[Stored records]
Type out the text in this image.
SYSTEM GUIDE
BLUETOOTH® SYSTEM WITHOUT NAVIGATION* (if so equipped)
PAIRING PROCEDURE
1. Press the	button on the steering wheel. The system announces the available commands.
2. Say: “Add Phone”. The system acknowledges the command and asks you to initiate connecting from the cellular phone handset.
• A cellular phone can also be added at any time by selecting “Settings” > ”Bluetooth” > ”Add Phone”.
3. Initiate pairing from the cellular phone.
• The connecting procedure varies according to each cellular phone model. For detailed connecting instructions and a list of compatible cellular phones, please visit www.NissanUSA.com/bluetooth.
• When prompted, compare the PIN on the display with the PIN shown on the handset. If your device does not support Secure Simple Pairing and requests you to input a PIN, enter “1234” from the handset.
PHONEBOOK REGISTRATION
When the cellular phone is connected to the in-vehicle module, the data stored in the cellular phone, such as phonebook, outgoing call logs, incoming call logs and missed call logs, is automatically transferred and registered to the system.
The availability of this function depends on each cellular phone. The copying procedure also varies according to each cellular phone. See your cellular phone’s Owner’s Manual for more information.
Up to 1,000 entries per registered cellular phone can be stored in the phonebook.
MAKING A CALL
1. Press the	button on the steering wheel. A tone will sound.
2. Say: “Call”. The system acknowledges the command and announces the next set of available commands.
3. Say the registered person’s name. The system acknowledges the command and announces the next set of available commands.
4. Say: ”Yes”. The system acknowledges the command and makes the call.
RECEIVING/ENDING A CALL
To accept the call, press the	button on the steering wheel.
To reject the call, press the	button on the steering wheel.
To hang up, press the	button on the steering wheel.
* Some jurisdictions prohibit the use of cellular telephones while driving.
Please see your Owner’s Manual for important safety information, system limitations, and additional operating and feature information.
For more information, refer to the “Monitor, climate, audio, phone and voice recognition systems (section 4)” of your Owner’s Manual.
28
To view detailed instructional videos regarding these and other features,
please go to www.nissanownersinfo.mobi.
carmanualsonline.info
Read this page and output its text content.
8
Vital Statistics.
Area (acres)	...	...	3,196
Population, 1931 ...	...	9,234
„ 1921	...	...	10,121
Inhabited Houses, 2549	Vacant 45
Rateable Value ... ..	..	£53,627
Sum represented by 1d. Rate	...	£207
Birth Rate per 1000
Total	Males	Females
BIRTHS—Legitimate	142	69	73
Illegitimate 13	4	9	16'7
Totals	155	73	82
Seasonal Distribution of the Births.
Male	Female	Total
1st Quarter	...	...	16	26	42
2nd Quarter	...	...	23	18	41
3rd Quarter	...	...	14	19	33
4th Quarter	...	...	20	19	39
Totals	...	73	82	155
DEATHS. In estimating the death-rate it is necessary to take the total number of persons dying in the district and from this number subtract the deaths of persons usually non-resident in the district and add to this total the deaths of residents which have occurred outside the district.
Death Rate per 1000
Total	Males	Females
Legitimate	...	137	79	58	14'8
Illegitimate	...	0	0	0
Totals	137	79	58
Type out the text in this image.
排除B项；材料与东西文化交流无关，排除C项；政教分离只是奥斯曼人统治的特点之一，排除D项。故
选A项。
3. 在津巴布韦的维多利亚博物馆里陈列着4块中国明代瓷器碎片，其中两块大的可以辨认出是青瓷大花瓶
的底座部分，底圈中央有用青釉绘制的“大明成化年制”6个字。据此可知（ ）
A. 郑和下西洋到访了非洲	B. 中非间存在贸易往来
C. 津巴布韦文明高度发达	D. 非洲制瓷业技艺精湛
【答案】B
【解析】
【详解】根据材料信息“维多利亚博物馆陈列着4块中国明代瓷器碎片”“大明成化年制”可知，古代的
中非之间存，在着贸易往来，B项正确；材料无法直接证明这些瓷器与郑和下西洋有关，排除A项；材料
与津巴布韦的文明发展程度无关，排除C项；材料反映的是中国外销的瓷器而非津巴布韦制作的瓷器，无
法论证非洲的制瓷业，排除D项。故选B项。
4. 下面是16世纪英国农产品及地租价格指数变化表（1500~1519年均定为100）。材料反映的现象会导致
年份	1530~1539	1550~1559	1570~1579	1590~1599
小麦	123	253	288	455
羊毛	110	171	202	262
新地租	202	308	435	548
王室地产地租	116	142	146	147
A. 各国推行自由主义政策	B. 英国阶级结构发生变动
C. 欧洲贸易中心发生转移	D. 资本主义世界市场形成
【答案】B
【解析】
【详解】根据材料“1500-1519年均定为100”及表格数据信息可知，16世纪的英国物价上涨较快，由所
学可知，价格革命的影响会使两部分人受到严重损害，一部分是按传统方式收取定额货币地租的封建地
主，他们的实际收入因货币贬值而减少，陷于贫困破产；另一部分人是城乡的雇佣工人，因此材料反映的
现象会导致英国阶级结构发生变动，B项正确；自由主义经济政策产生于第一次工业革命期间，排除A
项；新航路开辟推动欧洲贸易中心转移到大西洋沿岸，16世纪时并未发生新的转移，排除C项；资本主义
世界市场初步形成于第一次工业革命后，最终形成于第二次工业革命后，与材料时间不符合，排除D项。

• Work to complete: Exactly as they are written, print the entries again.

• Exercise output:
Type out the text in this image.
SYSTEM GUIDE
BLUETOOTH® SYSTEM WITHOUT NAVIGATION* (if so equipped)
PAIRING PROCEDURE
1. Press the	button on the steering wheel. The system announces the available commands.
2. Say: “Add Phone”. The system acknowledges the command and asks you to initiate connecting from the cellular phone handset.
• A cellular phone can also be added at any time by selecting “Settings” > ”Bluetooth” > ”Add Phone”.
3. Initiate pairing from the cellular phone.
• The connecting procedure varies according to each cellular phone model. For detailed connecting instructions and a list of compatible cellular phones, please visit www.NissanUSA.com/bluetooth.
• When prompted, compare the PIN on the display with the PIN shown on the handset. If your device does not support Secure Simple Pairing and requests you to input a PIN, enter “1234” from the handset.
PHONEBOOK REGISTRATION
When the cellular phone is connected to the in-vehicle module, the data stored in the cellular phone, such as phonebook, outgoing call logs, incoming call logs and missed call logs, is automatically transferred and registered to the system.
The availability of this function depends on each cellular phone. The copying procedure also varies according to each cellular phone. See your cellular phone’s Owner’s Manual for more information.
Up to 1,000 entries per registered cellular phone can be stored in the phonebook.
MAKING A CALL
1. Press the	button on the steering wheel. A tone will sound.
2. Say: “Call”. The system acknowledges the command and announces the next set of available commands.
3. Say the registered person’s name. The system acknowledges the command and announces the next set of available commands.
4. Say: ”Yes”. The system acknowledges the command and makes the call.
RECEIVING/ENDING A CALL
To accept the call, press the	button on the steering wheel.
To reject the call, press the	button on the steering wheel.
To hang up, press the	button on the steering wheel.
* Some jurisdictions prohibit the use of cellular telephones while driving.
Please see your Owner’s Manual for important safety information, system limitations, and additional operating and feature information.
For more information, refer to the “Monitor, climate, audio, phone and voice recognition systems (section 4)” of your Owner’s Manual.
28
To view detailed instructional videos regarding these and other features,
please go to www.nissanownersinfo.mobi.
carmanualsonline.info
Read this page and output its text content.
8
Vital Statistics.
Area (acres)	...	...	3,196
Population, 1931 ...	...	9,234
„ 1921	...	...	10,121
Inhabited Houses, 2549	Vacant 45
Rateable Value ... ..	..	£53,627
Sum represented by 1d. Rate	...	£207
Birth Rate per 1000
Total	Males	Females
BIRTHS—Legitimate	142	69	73
Illegitimate 13	4	9	16'7
Totals	155	73	82
Seasonal Distribution of the Births.
Male	Female	Total
1st Quarter	...	...	16	26	42
2nd Quarter	...	...	23	18	41
3rd Quarter	...	...	14	19	33
4th Quarter	...	...	20	19	39
Totals	...	73	82	155
DEATHS. In estimating the death-rate it is necessary to take the total number of persons dying in the district and from this number subtract the deaths of persons usually non-resident in the district and add to this total the deaths of residents which have occurred outside the district.
Death Rate per 1000
Total	Males	Females
Legitimate	...	137	79	58	14'8
Illegitimate	...	0	0	0
Totals	137	79	58
Type out the text in this image.
排除B项；材料与东西文化交流无关，排除C项；政教分离只是奥斯曼人统治的特点之一，排除D项。故
选A项。
3. 在津巴布韦的维多利亚博物馆里陈列着4块中国明代瓷器碎片，其中两块大的可以辨认出是青瓷大花瓶
的底座部分，底圈中央有用青釉绘制的“大明成化年制”6个字。据此可知（ ）
A. 郑和下西洋到访了非洲	B. 中非间存在贸易往来
C. 津巴布韦文明高度发达	D. 非洲制瓷业技艺精湛
【答案】B
【解析】
【详解】根据材料信息“维多利亚博物馆陈列着4块中国明代瓷器碎片”“大明成化年制”可知，古代的
中非之间存，在着贸易往来，B项正确；材料无法直接证明这些瓷器与郑和下西洋有关，排除A项；材料
与津巴布韦的文明发展程度无关，排除C项；材料反映的是中国外销的瓷器而非津巴布韦制作的瓷器，无
法论证非洲的制瓷业，排除D项。故选B项。
4. 下面是16世纪英国农产品及地租价格指数变化表（1500~1519年均定为100）。材料反映的现象会导致
年份	1530~1539	1550~1559	1570~1579	1590~1599
小麦	123	253	288	455
羊毛	110	171	202	262
新地租	202	308	435	548
王室地产地租	116	142	146	147
A. 各国推行自由主义政策	B. 英国阶级结构发生变动
C. 欧洲贸易中心发生转移	D. 资本主义世界市场形成
【答案】B
【解析】
【详解】根据材料“1500-1519年均定为100”及表格数据信息可知，16世纪的英国物价上涨较快，由所
学可知，价格革命的影响会使两部分人受到严重损害，一部分是按传统方式收取定额货币地租的封建地
主，他们的实际收入因货币贬值而减少，陷于贫困破产；另一部分人是城乡的雇佣工人，因此材料反映的
现象会导致英国阶级结构发生变动，B项正确；自由主义经济政策产生于第一次工业革命期间，排除A
项；新航路开辟推动欧洲贸易中心转移到大西洋沿岸，16世纪时并未发生新的转移，排除C项；资本主义
世界市场初步形成于第一次工业革命后，最终形成于第二次工业革命后，与材料时间不符合，排除D项。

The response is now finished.